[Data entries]
+ + +

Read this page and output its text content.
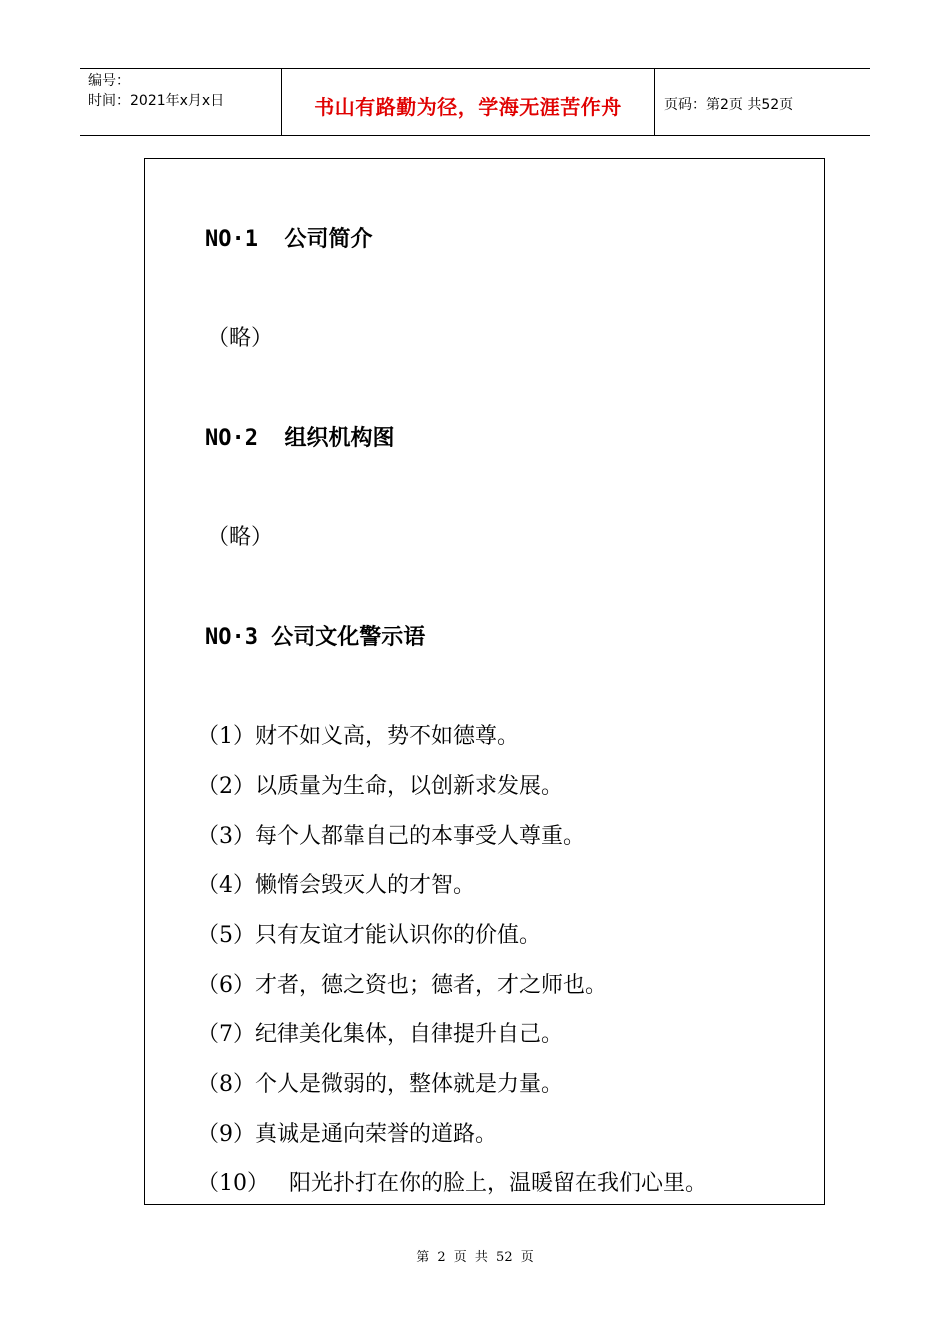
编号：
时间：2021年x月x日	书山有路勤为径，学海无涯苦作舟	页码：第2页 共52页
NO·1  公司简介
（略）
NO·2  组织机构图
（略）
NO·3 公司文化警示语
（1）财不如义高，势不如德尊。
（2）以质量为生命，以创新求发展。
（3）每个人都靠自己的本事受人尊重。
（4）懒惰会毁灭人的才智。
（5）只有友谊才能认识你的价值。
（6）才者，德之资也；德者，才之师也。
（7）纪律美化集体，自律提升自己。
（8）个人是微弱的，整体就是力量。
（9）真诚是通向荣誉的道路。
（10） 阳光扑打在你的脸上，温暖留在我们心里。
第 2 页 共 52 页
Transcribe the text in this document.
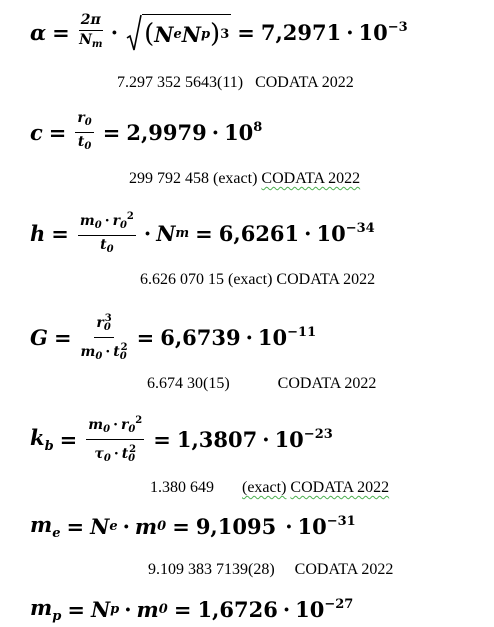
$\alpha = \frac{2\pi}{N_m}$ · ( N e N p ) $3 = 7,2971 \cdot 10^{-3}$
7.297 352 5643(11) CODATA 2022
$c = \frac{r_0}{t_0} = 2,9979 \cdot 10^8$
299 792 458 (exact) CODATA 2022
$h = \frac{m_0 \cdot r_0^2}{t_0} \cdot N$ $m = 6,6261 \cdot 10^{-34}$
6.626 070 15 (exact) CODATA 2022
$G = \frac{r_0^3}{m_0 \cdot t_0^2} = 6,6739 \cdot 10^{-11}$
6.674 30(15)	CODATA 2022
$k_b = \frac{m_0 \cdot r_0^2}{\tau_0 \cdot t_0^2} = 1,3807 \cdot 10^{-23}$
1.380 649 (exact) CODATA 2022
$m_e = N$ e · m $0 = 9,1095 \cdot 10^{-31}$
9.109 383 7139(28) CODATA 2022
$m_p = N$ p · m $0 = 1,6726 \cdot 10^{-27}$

+ + +

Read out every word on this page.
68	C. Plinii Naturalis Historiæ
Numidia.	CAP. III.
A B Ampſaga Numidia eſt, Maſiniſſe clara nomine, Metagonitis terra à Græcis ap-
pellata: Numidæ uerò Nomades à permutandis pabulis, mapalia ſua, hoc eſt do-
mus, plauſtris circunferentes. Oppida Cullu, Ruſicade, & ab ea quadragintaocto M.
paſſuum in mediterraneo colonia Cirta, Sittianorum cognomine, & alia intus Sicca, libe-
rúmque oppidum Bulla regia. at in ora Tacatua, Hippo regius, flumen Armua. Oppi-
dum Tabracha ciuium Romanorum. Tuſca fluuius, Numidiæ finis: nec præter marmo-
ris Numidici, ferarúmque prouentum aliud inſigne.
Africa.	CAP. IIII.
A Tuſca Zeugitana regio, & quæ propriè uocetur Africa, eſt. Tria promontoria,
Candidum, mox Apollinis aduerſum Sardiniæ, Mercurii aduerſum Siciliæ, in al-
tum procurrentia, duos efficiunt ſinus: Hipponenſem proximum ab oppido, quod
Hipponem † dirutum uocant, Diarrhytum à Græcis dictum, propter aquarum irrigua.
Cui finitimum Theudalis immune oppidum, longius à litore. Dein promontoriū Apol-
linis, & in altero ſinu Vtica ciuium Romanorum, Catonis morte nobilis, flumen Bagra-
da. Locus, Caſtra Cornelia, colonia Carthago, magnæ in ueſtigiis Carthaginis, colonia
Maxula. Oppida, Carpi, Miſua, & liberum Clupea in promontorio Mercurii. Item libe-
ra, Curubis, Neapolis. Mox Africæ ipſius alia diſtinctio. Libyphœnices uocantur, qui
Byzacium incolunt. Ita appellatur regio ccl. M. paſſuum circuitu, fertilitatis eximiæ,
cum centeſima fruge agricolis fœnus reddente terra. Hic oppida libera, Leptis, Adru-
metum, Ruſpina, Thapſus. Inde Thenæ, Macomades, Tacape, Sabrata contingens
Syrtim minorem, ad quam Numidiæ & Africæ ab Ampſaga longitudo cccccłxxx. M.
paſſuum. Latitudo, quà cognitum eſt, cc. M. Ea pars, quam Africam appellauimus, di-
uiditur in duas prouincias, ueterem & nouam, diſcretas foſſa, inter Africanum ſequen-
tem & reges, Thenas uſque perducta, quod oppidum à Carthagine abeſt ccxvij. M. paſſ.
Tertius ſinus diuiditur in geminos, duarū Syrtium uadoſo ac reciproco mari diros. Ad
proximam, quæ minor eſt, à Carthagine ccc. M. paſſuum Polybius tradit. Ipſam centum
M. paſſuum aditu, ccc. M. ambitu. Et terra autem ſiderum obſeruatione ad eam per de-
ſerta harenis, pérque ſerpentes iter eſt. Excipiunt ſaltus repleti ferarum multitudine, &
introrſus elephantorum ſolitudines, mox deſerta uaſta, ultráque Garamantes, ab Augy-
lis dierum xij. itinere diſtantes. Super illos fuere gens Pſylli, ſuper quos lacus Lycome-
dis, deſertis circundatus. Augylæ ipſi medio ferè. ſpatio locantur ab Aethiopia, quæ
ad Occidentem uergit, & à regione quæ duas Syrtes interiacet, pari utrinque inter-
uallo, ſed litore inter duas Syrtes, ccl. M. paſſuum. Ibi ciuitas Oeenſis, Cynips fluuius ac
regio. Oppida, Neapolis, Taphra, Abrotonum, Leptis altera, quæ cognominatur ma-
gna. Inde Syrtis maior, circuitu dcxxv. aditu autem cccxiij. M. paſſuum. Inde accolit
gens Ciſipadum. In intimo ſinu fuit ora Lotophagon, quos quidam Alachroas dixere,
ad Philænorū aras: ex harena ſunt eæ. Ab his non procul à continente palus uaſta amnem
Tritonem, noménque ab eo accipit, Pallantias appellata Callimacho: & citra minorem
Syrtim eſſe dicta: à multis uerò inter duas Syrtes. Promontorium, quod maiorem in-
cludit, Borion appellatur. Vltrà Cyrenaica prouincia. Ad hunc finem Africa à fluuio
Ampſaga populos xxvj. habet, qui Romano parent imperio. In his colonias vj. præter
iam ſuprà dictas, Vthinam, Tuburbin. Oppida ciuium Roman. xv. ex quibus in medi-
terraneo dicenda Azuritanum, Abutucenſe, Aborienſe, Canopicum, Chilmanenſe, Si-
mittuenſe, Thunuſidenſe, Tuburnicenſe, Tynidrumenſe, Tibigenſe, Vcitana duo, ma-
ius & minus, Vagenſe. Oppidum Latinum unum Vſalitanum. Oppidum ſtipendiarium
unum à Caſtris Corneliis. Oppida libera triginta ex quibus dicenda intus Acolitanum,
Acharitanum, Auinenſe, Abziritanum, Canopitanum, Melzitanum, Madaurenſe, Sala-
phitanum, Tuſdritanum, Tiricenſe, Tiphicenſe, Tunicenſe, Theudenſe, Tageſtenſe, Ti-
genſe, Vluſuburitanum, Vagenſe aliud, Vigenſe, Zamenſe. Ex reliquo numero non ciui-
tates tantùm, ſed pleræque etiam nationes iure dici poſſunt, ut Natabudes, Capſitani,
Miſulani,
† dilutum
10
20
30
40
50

+ + +

> Work to be completed
How many lines in the records above contain the word "Numidia"? Give only the number.

> Reply
2